Raw records:
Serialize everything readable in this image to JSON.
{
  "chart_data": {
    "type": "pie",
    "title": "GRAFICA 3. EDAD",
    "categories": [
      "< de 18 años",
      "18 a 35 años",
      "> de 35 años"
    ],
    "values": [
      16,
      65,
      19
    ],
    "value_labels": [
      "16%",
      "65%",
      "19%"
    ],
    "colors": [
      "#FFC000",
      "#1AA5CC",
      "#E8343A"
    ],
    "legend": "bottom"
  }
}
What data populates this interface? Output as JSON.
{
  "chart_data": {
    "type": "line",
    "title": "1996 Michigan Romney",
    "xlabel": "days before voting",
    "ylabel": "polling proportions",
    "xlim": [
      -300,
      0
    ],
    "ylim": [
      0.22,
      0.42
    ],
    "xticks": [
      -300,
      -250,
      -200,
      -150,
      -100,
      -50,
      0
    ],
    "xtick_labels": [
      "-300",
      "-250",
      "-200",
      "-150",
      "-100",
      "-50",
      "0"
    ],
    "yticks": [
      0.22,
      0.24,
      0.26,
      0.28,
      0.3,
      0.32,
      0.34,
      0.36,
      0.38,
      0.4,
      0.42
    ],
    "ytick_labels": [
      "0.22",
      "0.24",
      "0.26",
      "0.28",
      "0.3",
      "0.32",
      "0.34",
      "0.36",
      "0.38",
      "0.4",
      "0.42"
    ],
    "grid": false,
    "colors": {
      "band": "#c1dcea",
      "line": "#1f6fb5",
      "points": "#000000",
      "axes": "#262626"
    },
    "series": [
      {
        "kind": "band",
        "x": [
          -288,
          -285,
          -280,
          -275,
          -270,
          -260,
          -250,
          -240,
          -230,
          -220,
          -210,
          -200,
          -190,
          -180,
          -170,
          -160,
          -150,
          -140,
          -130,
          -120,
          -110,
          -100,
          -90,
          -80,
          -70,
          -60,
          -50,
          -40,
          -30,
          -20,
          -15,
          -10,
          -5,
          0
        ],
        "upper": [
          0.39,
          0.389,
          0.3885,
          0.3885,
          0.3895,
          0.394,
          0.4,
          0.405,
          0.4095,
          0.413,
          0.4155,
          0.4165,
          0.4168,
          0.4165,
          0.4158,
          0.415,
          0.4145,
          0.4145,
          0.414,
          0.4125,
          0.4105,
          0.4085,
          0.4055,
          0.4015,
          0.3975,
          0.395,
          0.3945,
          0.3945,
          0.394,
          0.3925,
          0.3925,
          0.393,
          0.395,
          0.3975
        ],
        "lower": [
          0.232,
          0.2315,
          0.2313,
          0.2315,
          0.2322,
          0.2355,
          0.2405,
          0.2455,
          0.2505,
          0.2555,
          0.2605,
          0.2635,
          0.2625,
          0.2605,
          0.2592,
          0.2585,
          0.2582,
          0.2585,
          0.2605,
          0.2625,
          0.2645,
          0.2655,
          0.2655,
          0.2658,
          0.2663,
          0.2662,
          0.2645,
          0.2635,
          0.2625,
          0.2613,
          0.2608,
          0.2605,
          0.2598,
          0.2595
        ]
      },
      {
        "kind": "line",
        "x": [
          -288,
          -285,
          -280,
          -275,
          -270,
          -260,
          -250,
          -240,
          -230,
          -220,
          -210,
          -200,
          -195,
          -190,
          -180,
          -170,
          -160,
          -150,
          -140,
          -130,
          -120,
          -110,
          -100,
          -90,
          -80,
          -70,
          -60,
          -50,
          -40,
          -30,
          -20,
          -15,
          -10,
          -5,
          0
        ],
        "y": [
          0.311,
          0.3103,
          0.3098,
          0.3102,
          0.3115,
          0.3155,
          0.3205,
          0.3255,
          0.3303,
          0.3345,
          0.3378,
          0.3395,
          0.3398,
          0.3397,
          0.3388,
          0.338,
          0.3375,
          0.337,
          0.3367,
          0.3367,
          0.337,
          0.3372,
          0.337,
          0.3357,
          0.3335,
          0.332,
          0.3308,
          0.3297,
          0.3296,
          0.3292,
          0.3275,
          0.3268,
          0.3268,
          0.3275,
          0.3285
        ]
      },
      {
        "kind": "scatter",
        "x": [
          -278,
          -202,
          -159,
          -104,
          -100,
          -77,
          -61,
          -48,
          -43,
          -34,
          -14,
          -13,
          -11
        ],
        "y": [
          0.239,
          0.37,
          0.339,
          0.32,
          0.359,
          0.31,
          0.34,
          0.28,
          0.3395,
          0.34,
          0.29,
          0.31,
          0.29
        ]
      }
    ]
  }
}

GOAL OF THE EXERCISE -> State how many lines of the data include the word "JSON", with nothing else.

RESPONSE TO THIS EXERCISE -> 2